Leave out the images; return the rest of the data exactly.
>> BEGIN
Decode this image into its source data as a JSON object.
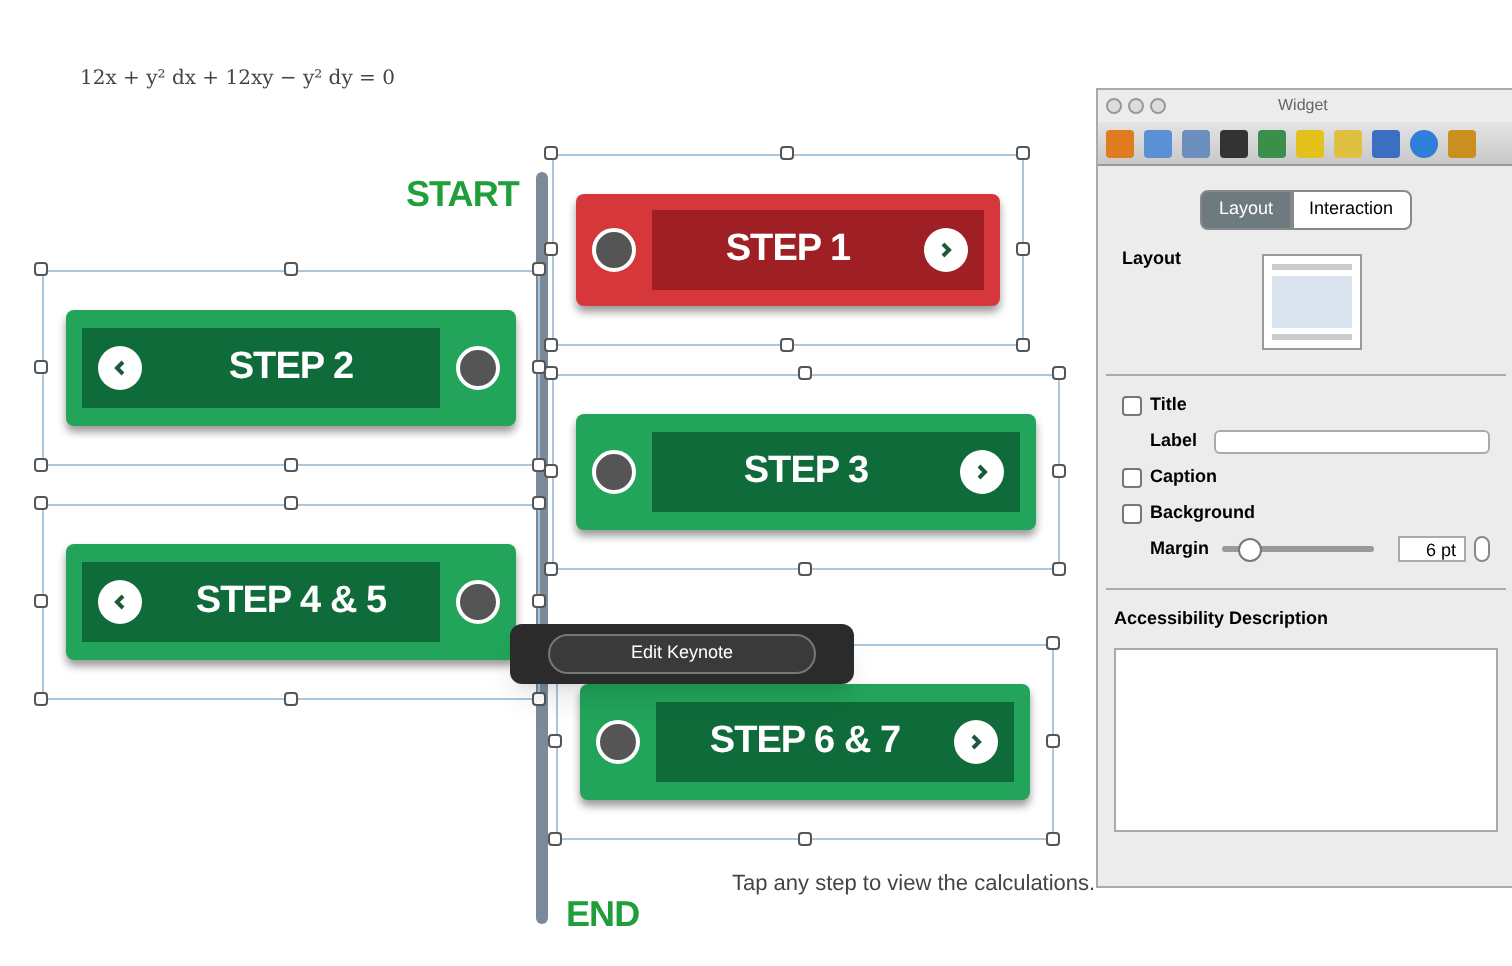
{
  "formula": "12x + y² dx + 12xy − y² dy = 0",
  "timeline": {
    "start": "START",
    "end": "END"
  },
  "steps": [
    {
      "label": "STEP 1",
      "kind": "forward",
      "selected": true
    },
    {
      "label": "STEP 2",
      "kind": "back",
      "selected": false
    },
    {
      "label": "STEP 3",
      "kind": "forward",
      "selected": false
    },
    {
      "label": "STEP 4 & 5",
      "kind": "back",
      "selected": false
    },
    {
      "label": "STEP 6 & 7",
      "kind": "forward",
      "selected": false
    }
  ],
  "popover": {
    "button": "Edit Keynote"
  },
  "caption": "Tap any step to view the calculations.",
  "inspector": {
    "title": "Widget",
    "tabs": [
      {
        "label": "Layout",
        "selected": true
      },
      {
        "label": "Interaction",
        "selected": false
      }
    ],
    "layout_label": "Layout",
    "options": [
      {
        "kind": "checkbox",
        "label": "Title",
        "checked": false
      },
      {
        "kind": "field",
        "label": "Label"
      },
      {
        "kind": "checkbox",
        "label": "Caption",
        "checked": false
      },
      {
        "kind": "checkbox",
        "label": "Background",
        "checked": false
      },
      {
        "kind": "slider",
        "label": "Margin",
        "level": 0.12,
        "value": "6 pt"
      }
    ],
    "accessibility_label": "Accessibility Description"
  }
}
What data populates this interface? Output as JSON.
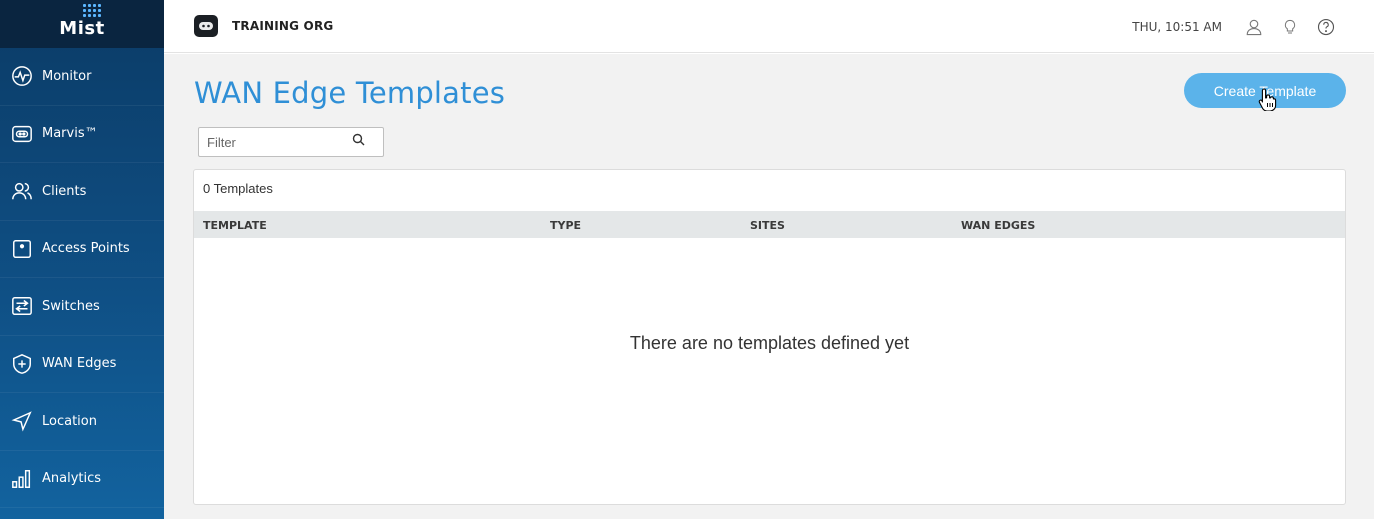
{
  "brand": {
    "logo_text": "Mist"
  },
  "sidebar": {
    "items": [
      {
        "label": "Monitor",
        "icon": "monitor-icon"
      },
      {
        "label": "Marvis™",
        "icon": "marvis-icon"
      },
      {
        "label": "Clients",
        "icon": "clients-icon"
      },
      {
        "label": "Access Points",
        "icon": "access-point-icon"
      },
      {
        "label": "Switches",
        "icon": "switches-icon"
      },
      {
        "label": "WAN Edges",
        "icon": "wan-edge-icon"
      },
      {
        "label": "Location",
        "icon": "location-icon"
      },
      {
        "label": "Analytics",
        "icon": "analytics-icon"
      }
    ]
  },
  "header": {
    "org_name": "TRAINING ORG",
    "clock": "THU, 10:51 AM",
    "icons": [
      "user-icon",
      "lightbulb-icon",
      "help-icon"
    ]
  },
  "main": {
    "title": "WAN Edge Templates",
    "create_button_label": "Create Template",
    "filter": {
      "placeholder": "Filter",
      "value": ""
    },
    "count_label": "0 Templates",
    "columns": [
      "TEMPLATE",
      "TYPE",
      "SITES",
      "WAN EDGES"
    ],
    "rows": [],
    "empty_message": "There are no templates defined yet"
  },
  "colors": {
    "accent": "#2f8fd6",
    "button": "#5bb3ea",
    "sidebar_top": "#0b3b66",
    "sidebar_bottom": "#12639f"
  }
}
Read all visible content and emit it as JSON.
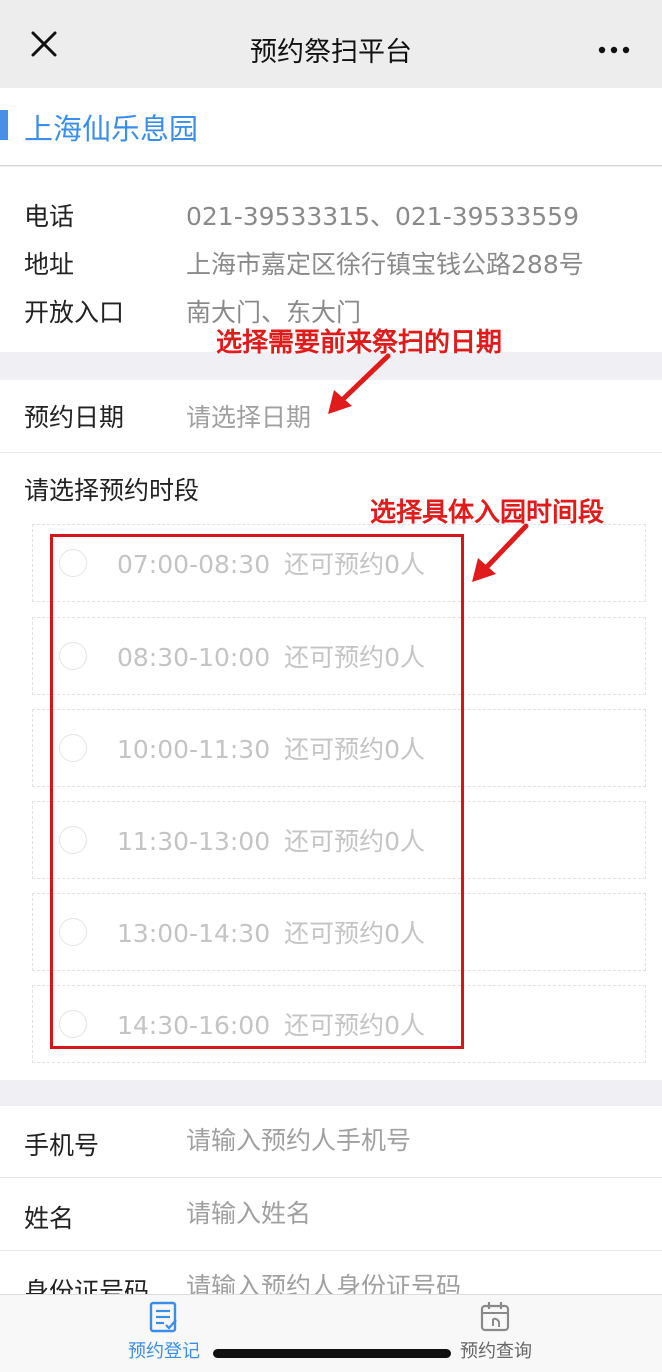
{
  "navbar": {
    "title": "预约祭扫平台"
  },
  "cemetery": {
    "name": "上海仙乐息园"
  },
  "info": {
    "phone_label": "电话",
    "phone_value": "021-39533315、021-39533559",
    "address_label": "地址",
    "address_value": "上海市嘉定区徐行镇宝钱公路288号",
    "entrance_label": "开放入口",
    "entrance_value": "南大门、东大门"
  },
  "reservation": {
    "date_label": "预约日期",
    "date_placeholder": "请选择日期",
    "slot_title": "请选择预约时段",
    "slots": [
      {
        "time": "07:00-08:30",
        "quota": "还可预约0人"
      },
      {
        "time": "08:30-10:00",
        "quota": "还可预约0人"
      },
      {
        "time": "10:00-11:30",
        "quota": "还可预约0人"
      },
      {
        "time": "11:30-13:00",
        "quota": "还可预约0人"
      },
      {
        "time": "13:00-14:30",
        "quota": "还可预约0人"
      },
      {
        "time": "14:30-16:00",
        "quota": "还可预约0人"
      }
    ]
  },
  "annotations": {
    "date_hint": "选择需要前来祭扫的日期",
    "slot_hint": "选择具体入园时间段",
    "color": "#e01b1b"
  },
  "form": {
    "phone_label": "手机号",
    "phone_placeholder": "请输入预约人手机号",
    "name_label": "姓名",
    "name_placeholder": "请输入姓名",
    "id_label": "身份证号码",
    "id_placeholder": "请输入预约人身份证号码"
  },
  "tabbar": {
    "register_label": "预约登记",
    "query_label": "预约查询",
    "active_color": "#3b8ee8"
  },
  "icons": [
    "close-icon",
    "more-icon",
    "register-icon",
    "calendar-icon"
  ]
}
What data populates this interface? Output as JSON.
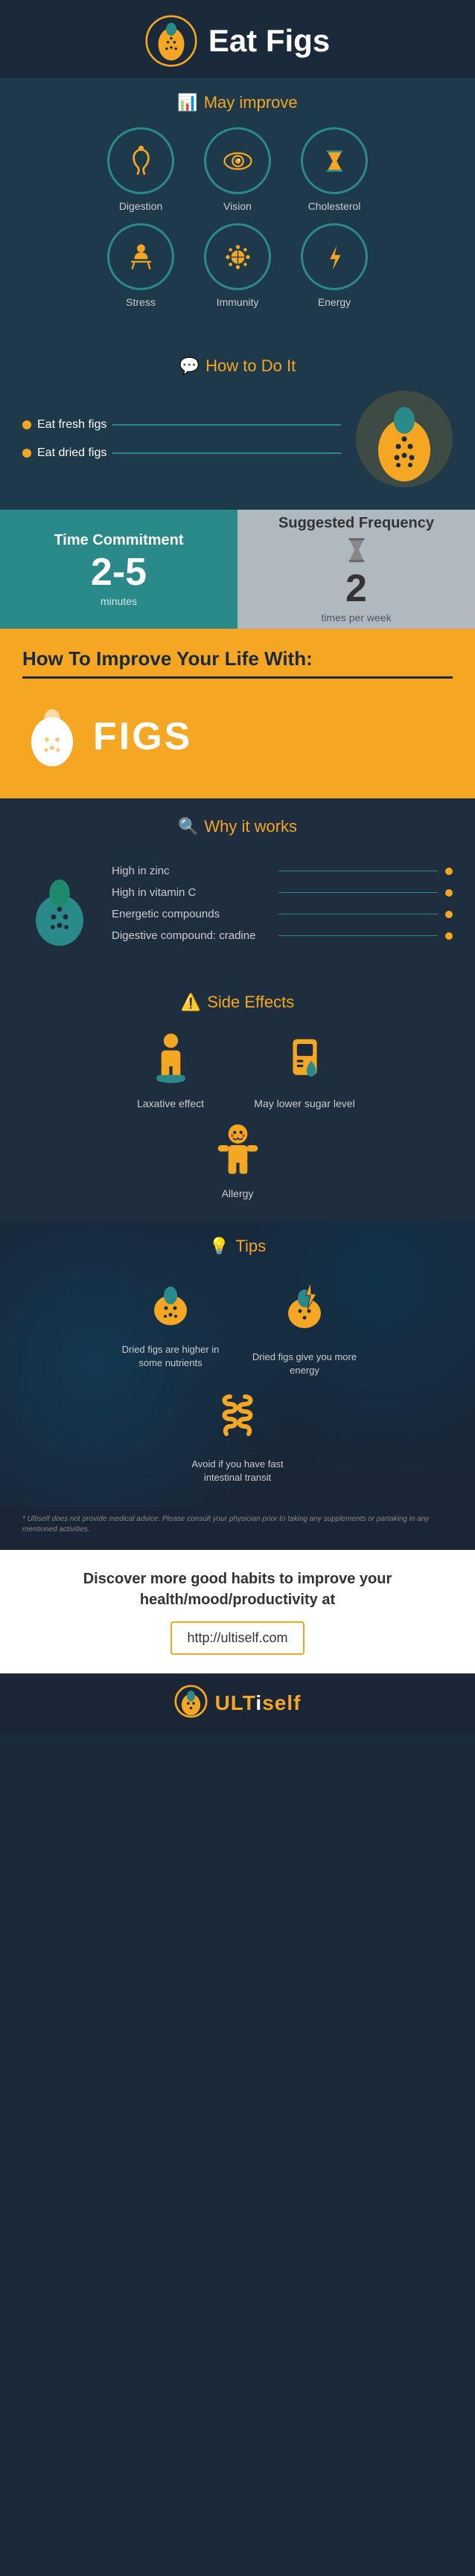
{
  "header": {
    "title": "Eat Figs",
    "icon": "🫐"
  },
  "may_improve": {
    "section_title": "May improve",
    "items": [
      {
        "label": "Digestion",
        "icon": "🫁"
      },
      {
        "label": "Vision",
        "icon": "👁"
      },
      {
        "label": "Cholesterol",
        "icon": "⏳"
      },
      {
        "label": "Stress",
        "icon": "🧘"
      },
      {
        "label": "Immunity",
        "icon": "🦠"
      },
      {
        "label": "Energy",
        "icon": "⚡"
      }
    ]
  },
  "how_to": {
    "section_title": "How to Do It",
    "steps": [
      {
        "text": "Eat fresh figs"
      },
      {
        "text": "Eat dried figs"
      }
    ]
  },
  "time_commitment": {
    "label": "Time Commitment",
    "value": "2-5",
    "unit": "minutes"
  },
  "suggested_frequency": {
    "label": "Suggested Frequency",
    "value": "2",
    "unit": "times per week"
  },
  "improve_banner": {
    "line1": "How To Improve Your Life With:",
    "subject": "FIGS"
  },
  "why_it_works": {
    "section_title": "Why it works",
    "items": [
      {
        "text": "High in zinc"
      },
      {
        "text": "High in vitamin C"
      },
      {
        "text": "Energetic compounds"
      },
      {
        "text": "Digestive compound: cradine"
      }
    ]
  },
  "side_effects": {
    "section_title": "Side Effects",
    "items": [
      {
        "label": "Laxative effect",
        "icon": "🚽"
      },
      {
        "label": "May lower sugar level",
        "icon": "💉"
      },
      {
        "label": "Allergy",
        "icon": "🤧"
      }
    ]
  },
  "tips": {
    "section_title": "Tips",
    "items": [
      {
        "label": "Dried figs are higher in some nutrients",
        "icon": "🫐"
      },
      {
        "label": "Dried figs give you more energy",
        "icon": "🫐"
      },
      {
        "label": "Avoid if you have fast intestinal transit",
        "icon": "🫁"
      }
    ]
  },
  "disclaimer": {
    "text": "* Ultiself does not provide medical advice. Please consult your physician prior to taking any supplements or partaking in any mentioned activities."
  },
  "discover": {
    "text": "Discover more good habits to improve your health/mood/productivity at",
    "link": "http://ultiself.com"
  },
  "footer": {
    "brand": "ULTiself"
  },
  "colors": {
    "orange": "#f5a623",
    "teal": "#2a8a8a",
    "dark_bg": "#1e3a4a",
    "darker_bg": "#1a2535"
  }
}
>> END
## Output for this exercise:
Decode this image into its source data as a JSON object.
{
  "formula": "12x + y² dx + 12xy − y² dy = 0",
  "timeline": {
    "start": "START",
    "end": "END"
  },
  "steps": [
    {
      "label": "STEP 1",
      "kind": "forward",
      "selected": true
    },
    {
      "label": "STEP 2",
      "kind": "back",
      "selected": false
    },
    {
      "label": "STEP 3",
      "kind": "forward",
      "selected": false
    },
    {
      "label": "STEP 4 & 5",
      "kind": "back",
      "selected": false
    },
    {
      "label": "STEP 6 & 7",
      "kind": "forward",
      "selected": false
    }
  ],
  "popover": {
    "button": "Edit Keynote"
  },
  "caption": "Tap any step to view the calculations.",
  "inspector": {
    "title": "Widget",
    "tabs": [
      {
        "label": "Layout",
        "selected": true
      },
      {
        "label": "Interaction",
        "selected": false
      }
    ],
    "layout_label": "Layout",
    "options": [
      {
        "kind": "checkbox",
        "label": "Title",
        "checked": false
      },
      {
        "kind": "field",
        "label": "Label"
      },
      {
        "kind": "checkbox",
        "label": "Caption",
        "checked": false
      },
      {
        "kind": "checkbox",
        "label": "Background",
        "checked": false
      },
      {
        "kind": "slider",
        "label": "Margin",
        "level": 0.12,
        "value": "6 pt"
      }
    ],
    "accessibility_label": "Accessibility Description"
  }
}
What data populates this interface? Output as JSON.
{
  "brand": {
    "logo_text": "Mist"
  },
  "sidebar": {
    "items": [
      {
        "label": "Monitor",
        "icon": "monitor-icon"
      },
      {
        "label": "Marvis™",
        "icon": "marvis-icon"
      },
      {
        "label": "Clients",
        "icon": "clients-icon"
      },
      {
        "label": "Access Points",
        "icon": "access-point-icon"
      },
      {
        "label": "Switches",
        "icon": "switches-icon"
      },
      {
        "label": "WAN Edges",
        "icon": "wan-edge-icon"
      },
      {
        "label": "Location",
        "icon": "location-icon"
      },
      {
        "label": "Analytics",
        "icon": "analytics-icon"
      }
    ]
  },
  "header": {
    "org_name": "TRAINING ORG",
    "clock": "THU, 10:51 AM",
    "icons": [
      "user-icon",
      "lightbulb-icon",
      "help-icon"
    ]
  },
  "main": {
    "title": "WAN Edge Templates",
    "create_button_label": "Create Template",
    "filter": {
      "placeholder": "Filter",
      "value": ""
    },
    "count_label": "0 Templates",
    "columns": [
      "TEMPLATE",
      "TYPE",
      "SITES",
      "WAN EDGES"
    ],
    "rows": [],
    "empty_message": "There are no templates defined yet"
  },
  "colors": {
    "accent": "#2f8fd6",
    "button": "#5bb3ea",
    "sidebar_top": "#0b3b66",
    "sidebar_bottom": "#12639f"
  }
}
Read all visible content and emit it as JSON.
{
  "navbar": {
    "title": "预约祭扫平台"
  },
  "cemetery": {
    "name": "上海仙乐息园"
  },
  "info": {
    "phone_label": "电话",
    "phone_value": "021-39533315、021-39533559",
    "address_label": "地址",
    "address_value": "上海市嘉定区徐行镇宝钱公路288号",
    "entrance_label": "开放入口",
    "entrance_value": "南大门、东大门"
  },
  "reservation": {
    "date_label": "预约日期",
    "date_placeholder": "请选择日期",
    "slot_title": "请选择预约时段",
    "slots": [
      {
        "time": "07:00-08:30",
        "quota": "还可预约0人"
      },
      {
        "time": "08:30-10:00",
        "quota": "还可预约0人"
      },
      {
        "time": "10:00-11:30",
        "quota": "还可预约0人"
      },
      {
        "time": "11:30-13:00",
        "quota": "还可预约0人"
      },
      {
        "time": "13:00-14:30",
        "quota": "还可预约0人"
      },
      {
        "time": "14:30-16:00",
        "quota": "还可预约0人"
      }
    ]
  },
  "annotations": {
    "date_hint": "选择需要前来祭扫的日期",
    "slot_hint": "选择具体入园时间段",
    "color": "#e01b1b"
  },
  "form": {
    "phone_label": "手机号",
    "phone_placeholder": "请输入预约人手机号",
    "name_label": "姓名",
    "name_placeholder": "请输入姓名",
    "id_label": "身份证号码",
    "id_placeholder": "请输入预约人身份证号码"
  },
  "tabbar": {
    "register_label": "预约登记",
    "query_label": "预约查询",
    "active_color": "#3b8ee8"
  },
  "icons": [
    "close-icon",
    "more-icon",
    "register-icon",
    "calendar-icon"
  ]
}
What data populates this interface? Output as JSON.
{
  "header": {
    "title": "Eat Figs",
    "icon": "🫐"
  },
  "may_improve": {
    "section_title": "May improve",
    "items": [
      {
        "label": "Digestion",
        "icon": "🫁"
      },
      {
        "label": "Vision",
        "icon": "👁"
      },
      {
        "label": "Cholesterol",
        "icon": "⏳"
      },
      {
        "label": "Stress",
        "icon": "🧘"
      },
      {
        "label": "Immunity",
        "icon": "🦠"
      },
      {
        "label": "Energy",
        "icon": "⚡"
      }
    ]
  },
  "how_to": {
    "section_title": "How to Do It",
    "steps": [
      {
        "text": "Eat fresh figs"
      },
      {
        "text": "Eat dried figs"
      }
    ]
  },
  "time_commitment": {
    "label": "Time Commitment",
    "value": "2-5",
    "unit": "minutes"
  },
  "suggested_frequency": {
    "label": "Suggested Frequency",
    "value": "2",
    "unit": "times per week"
  },
  "improve_banner": {
    "line1": "How To Improve Your Life With:",
    "subject": "FIGS"
  },
  "why_it_works": {
    "section_title": "Why it works",
    "items": [
      {
        "text": "High in zinc"
      },
      {
        "text": "High in vitamin C"
      },
      {
        "text": "Energetic compounds"
      },
      {
        "text": "Digestive compound: cradine"
      }
    ]
  },
  "side_effects": {
    "section_title": "Side Effects",
    "items": [
      {
        "label": "Laxative effect",
        "icon": "🚽"
      },
      {
        "label": "May lower sugar level",
        "icon": "💉"
      },
      {
        "label": "Allergy",
        "icon": "🤧"
      }
    ]
  },
  "tips": {
    "section_title": "Tips",
    "items": [
      {
        "label": "Dried figs are higher in some nutrients",
        "icon": "🫐"
      },
      {
        "label": "Dried figs give you more energy",
        "icon": "🫐"
      },
      {
        "label": "Avoid if you have fast intestinal transit",
        "icon": "🫁"
      }
    ]
  },
  "disclaimer": {
    "text": "* Ultiself does not provide medical advice. Please consult your physician prior to taking any supplements or partaking in any mentioned activities."
  },
  "discover": {
    "text": "Discover more good habits to improve your health/mood/productivity at",
    "link": "http://ultiself.com"
  },
  "footer": {
    "brand": "ULTiself"
  },
  "colors": {
    "orange": "#f5a623",
    "teal": "#2a8a8a",
    "dark_bg": "#1e3a4a",
    "darker_bg": "#1a2535"
  }
}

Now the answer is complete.